| Prompt |
Repeat the material below word for word and leave out all pictures.

| Provided records |
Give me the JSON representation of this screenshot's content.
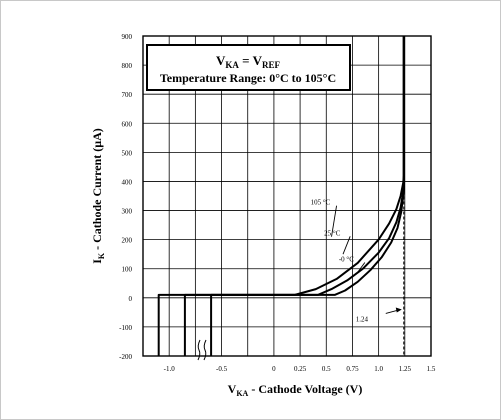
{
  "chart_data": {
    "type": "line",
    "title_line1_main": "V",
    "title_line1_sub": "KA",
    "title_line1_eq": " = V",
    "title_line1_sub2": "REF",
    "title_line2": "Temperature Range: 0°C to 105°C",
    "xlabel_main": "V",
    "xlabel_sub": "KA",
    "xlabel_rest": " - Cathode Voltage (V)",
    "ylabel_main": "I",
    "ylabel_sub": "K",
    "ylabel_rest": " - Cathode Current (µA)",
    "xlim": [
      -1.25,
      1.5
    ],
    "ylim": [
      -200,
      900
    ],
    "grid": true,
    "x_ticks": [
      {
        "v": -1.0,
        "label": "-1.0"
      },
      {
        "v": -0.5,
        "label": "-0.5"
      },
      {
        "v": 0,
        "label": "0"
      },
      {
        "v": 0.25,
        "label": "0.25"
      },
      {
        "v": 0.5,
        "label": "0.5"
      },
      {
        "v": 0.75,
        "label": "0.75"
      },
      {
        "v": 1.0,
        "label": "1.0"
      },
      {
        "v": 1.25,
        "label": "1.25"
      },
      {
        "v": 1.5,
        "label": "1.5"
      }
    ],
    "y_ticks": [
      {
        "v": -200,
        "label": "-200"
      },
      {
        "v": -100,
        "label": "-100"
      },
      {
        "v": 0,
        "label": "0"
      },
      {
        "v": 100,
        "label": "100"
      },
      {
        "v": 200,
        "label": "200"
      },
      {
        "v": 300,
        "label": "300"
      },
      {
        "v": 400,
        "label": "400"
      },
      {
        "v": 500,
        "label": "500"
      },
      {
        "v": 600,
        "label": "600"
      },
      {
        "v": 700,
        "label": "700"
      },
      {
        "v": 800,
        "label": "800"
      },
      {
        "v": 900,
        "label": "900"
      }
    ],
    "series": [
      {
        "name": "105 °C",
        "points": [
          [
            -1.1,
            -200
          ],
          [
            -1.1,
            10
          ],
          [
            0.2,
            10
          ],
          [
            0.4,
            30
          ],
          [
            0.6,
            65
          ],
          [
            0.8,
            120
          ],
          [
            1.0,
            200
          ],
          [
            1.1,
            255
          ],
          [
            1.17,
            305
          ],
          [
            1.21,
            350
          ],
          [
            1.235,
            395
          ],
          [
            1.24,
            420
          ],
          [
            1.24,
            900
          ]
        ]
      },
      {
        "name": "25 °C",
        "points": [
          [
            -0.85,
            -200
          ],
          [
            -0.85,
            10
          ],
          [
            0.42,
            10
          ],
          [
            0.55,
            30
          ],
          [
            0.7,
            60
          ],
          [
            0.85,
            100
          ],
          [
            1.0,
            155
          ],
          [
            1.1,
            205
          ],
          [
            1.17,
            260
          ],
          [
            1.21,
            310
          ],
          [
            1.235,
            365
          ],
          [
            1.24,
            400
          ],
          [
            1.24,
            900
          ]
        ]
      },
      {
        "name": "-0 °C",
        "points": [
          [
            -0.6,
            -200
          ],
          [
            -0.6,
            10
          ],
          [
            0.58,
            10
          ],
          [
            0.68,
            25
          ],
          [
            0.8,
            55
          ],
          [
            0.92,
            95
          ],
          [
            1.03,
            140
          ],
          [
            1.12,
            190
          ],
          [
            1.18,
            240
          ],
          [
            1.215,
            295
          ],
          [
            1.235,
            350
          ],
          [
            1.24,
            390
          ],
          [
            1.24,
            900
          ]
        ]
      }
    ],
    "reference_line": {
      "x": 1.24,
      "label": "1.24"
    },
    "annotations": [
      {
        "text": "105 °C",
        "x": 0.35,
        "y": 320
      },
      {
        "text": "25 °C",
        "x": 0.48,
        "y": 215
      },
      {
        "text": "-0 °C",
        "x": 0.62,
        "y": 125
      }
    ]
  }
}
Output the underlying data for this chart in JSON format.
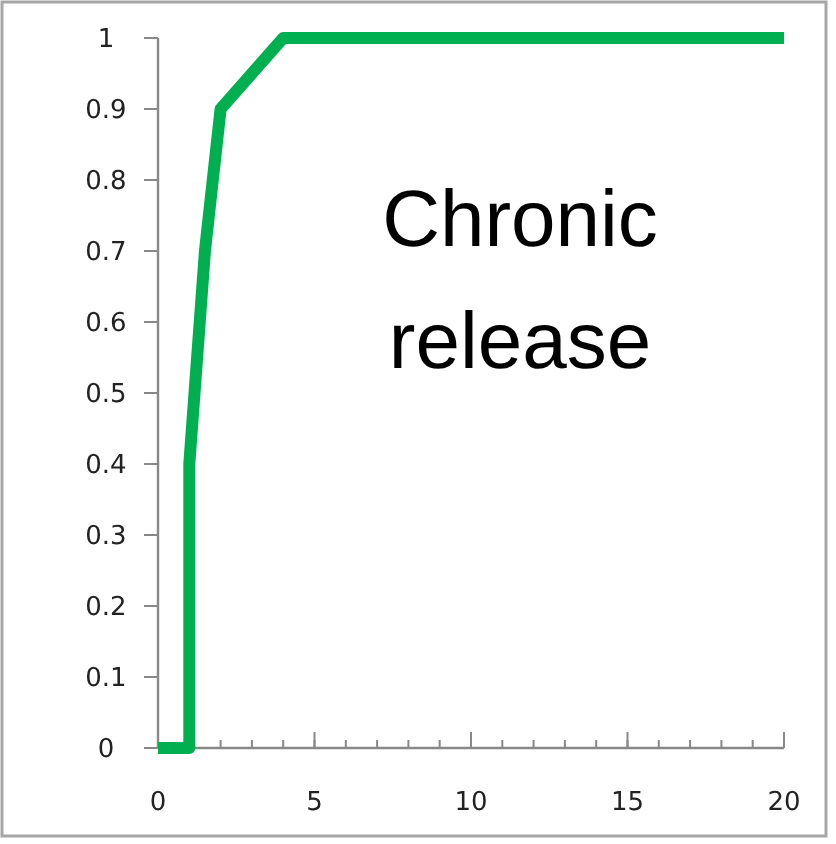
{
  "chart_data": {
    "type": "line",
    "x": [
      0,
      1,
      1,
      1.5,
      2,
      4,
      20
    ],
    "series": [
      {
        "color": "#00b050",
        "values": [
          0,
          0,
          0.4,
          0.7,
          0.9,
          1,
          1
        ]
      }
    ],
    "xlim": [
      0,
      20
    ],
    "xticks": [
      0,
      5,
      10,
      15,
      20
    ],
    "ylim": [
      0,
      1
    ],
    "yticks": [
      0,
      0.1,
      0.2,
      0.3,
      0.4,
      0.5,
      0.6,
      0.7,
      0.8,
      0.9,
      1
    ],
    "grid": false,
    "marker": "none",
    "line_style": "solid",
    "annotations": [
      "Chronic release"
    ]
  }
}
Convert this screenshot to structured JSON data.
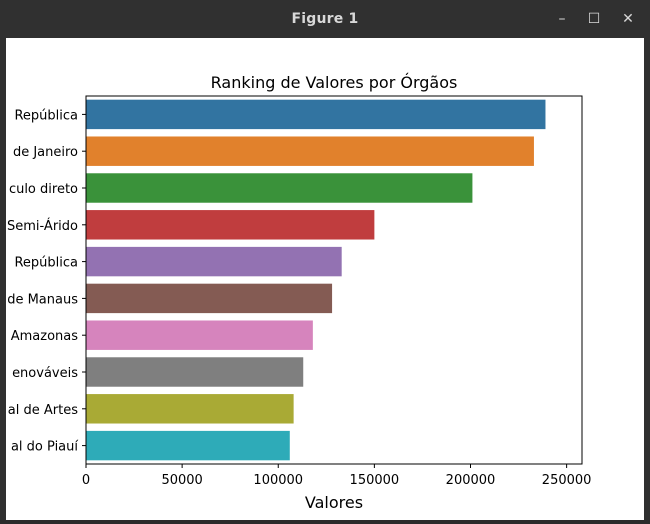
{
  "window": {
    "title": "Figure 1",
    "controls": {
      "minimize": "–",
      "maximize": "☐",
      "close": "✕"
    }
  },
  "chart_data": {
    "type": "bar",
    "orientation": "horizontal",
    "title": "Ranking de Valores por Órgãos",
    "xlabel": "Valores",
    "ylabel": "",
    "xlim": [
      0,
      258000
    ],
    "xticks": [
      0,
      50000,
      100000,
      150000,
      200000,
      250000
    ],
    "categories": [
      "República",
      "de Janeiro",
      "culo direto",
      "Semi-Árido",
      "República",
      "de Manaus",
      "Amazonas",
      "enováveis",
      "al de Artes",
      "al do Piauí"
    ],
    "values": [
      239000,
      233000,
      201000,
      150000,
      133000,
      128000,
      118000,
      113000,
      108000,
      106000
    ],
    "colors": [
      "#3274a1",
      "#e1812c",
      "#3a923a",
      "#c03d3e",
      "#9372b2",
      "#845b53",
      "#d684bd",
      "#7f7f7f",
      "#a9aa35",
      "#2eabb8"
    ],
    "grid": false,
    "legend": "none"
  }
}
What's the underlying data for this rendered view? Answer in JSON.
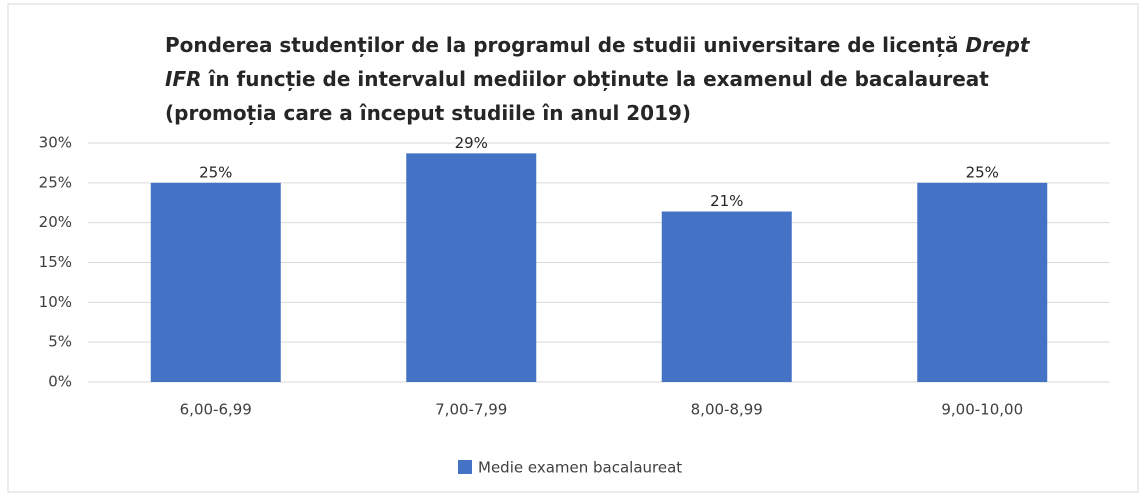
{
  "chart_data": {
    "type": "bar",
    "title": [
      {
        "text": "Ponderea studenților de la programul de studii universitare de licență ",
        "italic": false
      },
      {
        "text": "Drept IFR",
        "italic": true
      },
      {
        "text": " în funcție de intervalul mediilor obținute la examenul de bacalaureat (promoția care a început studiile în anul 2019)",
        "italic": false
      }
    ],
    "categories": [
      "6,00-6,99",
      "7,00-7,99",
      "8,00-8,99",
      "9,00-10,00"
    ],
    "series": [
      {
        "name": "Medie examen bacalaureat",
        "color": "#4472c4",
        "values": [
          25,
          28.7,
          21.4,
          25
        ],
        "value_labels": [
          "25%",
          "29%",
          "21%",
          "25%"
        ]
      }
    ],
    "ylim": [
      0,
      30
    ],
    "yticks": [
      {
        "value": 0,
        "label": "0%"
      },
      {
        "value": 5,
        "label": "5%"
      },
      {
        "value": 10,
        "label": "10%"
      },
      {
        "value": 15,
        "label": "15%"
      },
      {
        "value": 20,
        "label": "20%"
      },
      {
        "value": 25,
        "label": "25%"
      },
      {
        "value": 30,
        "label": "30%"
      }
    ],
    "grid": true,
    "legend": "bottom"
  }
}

| Solution for this problem |
Give me the JSON representation of this screenshot's content.
{
  "chart_data": {
    "type": "line",
    "title_line1_main": "V",
    "title_line1_sub": "KA",
    "title_line1_eq": " = V",
    "title_line1_sub2": "REF",
    "title_line2": "Temperature Range: 0°C to 105°C",
    "xlabel_main": "V",
    "xlabel_sub": "KA",
    "xlabel_rest": " - Cathode Voltage (V)",
    "ylabel_main": "I",
    "ylabel_sub": "K",
    "ylabel_rest": " - Cathode Current (µA)",
    "xlim": [
      -1.25,
      1.5
    ],
    "ylim": [
      -200,
      900
    ],
    "grid": true,
    "x_ticks": [
      {
        "v": -1.0,
        "label": "-1.0"
      },
      {
        "v": -0.5,
        "label": "-0.5"
      },
      {
        "v": 0,
        "label": "0"
      },
      {
        "v": 0.25,
        "label": "0.25"
      },
      {
        "v": 0.5,
        "label": "0.5"
      },
      {
        "v": 0.75,
        "label": "0.75"
      },
      {
        "v": 1.0,
        "label": "1.0"
      },
      {
        "v": 1.25,
        "label": "1.25"
      },
      {
        "v": 1.5,
        "label": "1.5"
      }
    ],
    "y_ticks": [
      {
        "v": -200,
        "label": "-200"
      },
      {
        "v": -100,
        "label": "-100"
      },
      {
        "v": 0,
        "label": "0"
      },
      {
        "v": 100,
        "label": "100"
      },
      {
        "v": 200,
        "label": "200"
      },
      {
        "v": 300,
        "label": "300"
      },
      {
        "v": 400,
        "label": "400"
      },
      {
        "v": 500,
        "label": "500"
      },
      {
        "v": 600,
        "label": "600"
      },
      {
        "v": 700,
        "label": "700"
      },
      {
        "v": 800,
        "label": "800"
      },
      {
        "v": 900,
        "label": "900"
      }
    ],
    "series": [
      {
        "name": "105 °C",
        "points": [
          [
            -1.1,
            -200
          ],
          [
            -1.1,
            10
          ],
          [
            0.2,
            10
          ],
          [
            0.4,
            30
          ],
          [
            0.6,
            65
          ],
          [
            0.8,
            120
          ],
          [
            1.0,
            200
          ],
          [
            1.1,
            255
          ],
          [
            1.17,
            305
          ],
          [
            1.21,
            350
          ],
          [
            1.235,
            395
          ],
          [
            1.24,
            420
          ],
          [
            1.24,
            900
          ]
        ]
      },
      {
        "name": "25 °C",
        "points": [
          [
            -0.85,
            -200
          ],
          [
            -0.85,
            10
          ],
          [
            0.42,
            10
          ],
          [
            0.55,
            30
          ],
          [
            0.7,
            60
          ],
          [
            0.85,
            100
          ],
          [
            1.0,
            155
          ],
          [
            1.1,
            205
          ],
          [
            1.17,
            260
          ],
          [
            1.21,
            310
          ],
          [
            1.235,
            365
          ],
          [
            1.24,
            400
          ],
          [
            1.24,
            900
          ]
        ]
      },
      {
        "name": "-0 °C",
        "points": [
          [
            -0.6,
            -200
          ],
          [
            -0.6,
            10
          ],
          [
            0.58,
            10
          ],
          [
            0.68,
            25
          ],
          [
            0.8,
            55
          ],
          [
            0.92,
            95
          ],
          [
            1.03,
            140
          ],
          [
            1.12,
            190
          ],
          [
            1.18,
            240
          ],
          [
            1.215,
            295
          ],
          [
            1.235,
            350
          ],
          [
            1.24,
            390
          ],
          [
            1.24,
            900
          ]
        ]
      }
    ],
    "reference_line": {
      "x": 1.24,
      "label": "1.24"
    },
    "annotations": [
      {
        "text": "105 °C",
        "x": 0.35,
        "y": 320
      },
      {
        "text": "25 °C",
        "x": 0.48,
        "y": 215
      },
      {
        "text": "-0 °C",
        "x": 0.62,
        "y": 125
      }
    ]
  }
}
Output the underlying data for this chart in JSON format.
{
  "chart_data": {
    "type": "line",
    "x": [
      0,
      1,
      1,
      1.5,
      2,
      4,
      20
    ],
    "series": [
      {
        "color": "#00b050",
        "values": [
          0,
          0,
          0.4,
          0.7,
          0.9,
          1,
          1
        ]
      }
    ],
    "xlim": [
      0,
      20
    ],
    "xticks": [
      0,
      5,
      10,
      15,
      20
    ],
    "ylim": [
      0,
      1
    ],
    "yticks": [
      0,
      0.1,
      0.2,
      0.3,
      0.4,
      0.5,
      0.6,
      0.7,
      0.8,
      0.9,
      1
    ],
    "grid": false,
    "marker": "none",
    "line_style": "solid",
    "annotations": [
      "Chronic release"
    ]
  }
}
Convert this screenshot to structured JSON data.
{
  "window": {
    "title": "Figure 1",
    "controls": {
      "minimize": "–",
      "maximize": "☐",
      "close": "✕"
    }
  },
  "chart_data": {
    "type": "bar",
    "orientation": "horizontal",
    "title": "Ranking de Valores por Órgãos",
    "xlabel": "Valores",
    "ylabel": "",
    "xlim": [
      0,
      258000
    ],
    "xticks": [
      0,
      50000,
      100000,
      150000,
      200000,
      250000
    ],
    "categories": [
      "República",
      "de Janeiro",
      "culo direto",
      "Semi-Árido",
      "República",
      "de Manaus",
      "Amazonas",
      "enováveis",
      "al de Artes",
      "al do Piauí"
    ],
    "values": [
      239000,
      233000,
      201000,
      150000,
      133000,
      128000,
      118000,
      113000,
      108000,
      106000
    ],
    "colors": [
      "#3274a1",
      "#e1812c",
      "#3a923a",
      "#c03d3e",
      "#9372b2",
      "#845b53",
      "#d684bd",
      "#7f7f7f",
      "#a9aa35",
      "#2eabb8"
    ],
    "grid": false,
    "legend": "none"
  }
}
What's the underlying data for this rendered view? Answer in JSON.
{
  "chart_data": {
    "type": "bar",
    "title": [
      {
        "text": "Ponderea studenților de la programul de studii universitare de licență ",
        "italic": false
      },
      {
        "text": "Drept IFR",
        "italic": true
      },
      {
        "text": " în funcție de intervalul mediilor obținute la examenul de bacalaureat (promoția care a început studiile în anul 2019)",
        "italic": false
      }
    ],
    "categories": [
      "6,00-6,99",
      "7,00-7,99",
      "8,00-8,99",
      "9,00-10,00"
    ],
    "series": [
      {
        "name": "Medie examen bacalaureat",
        "color": "#4472c4",
        "values": [
          25,
          28.7,
          21.4,
          25
        ],
        "value_labels": [
          "25%",
          "29%",
          "21%",
          "25%"
        ]
      }
    ],
    "ylim": [
      0,
      30
    ],
    "yticks": [
      {
        "value": 0,
        "label": "0%"
      },
      {
        "value": 5,
        "label": "5%"
      },
      {
        "value": 10,
        "label": "10%"
      },
      {
        "value": 15,
        "label": "15%"
      },
      {
        "value": 20,
        "label": "20%"
      },
      {
        "value": 25,
        "label": "25%"
      },
      {
        "value": 30,
        "label": "30%"
      }
    ],
    "grid": true,
    "legend": "bottom"
  }
}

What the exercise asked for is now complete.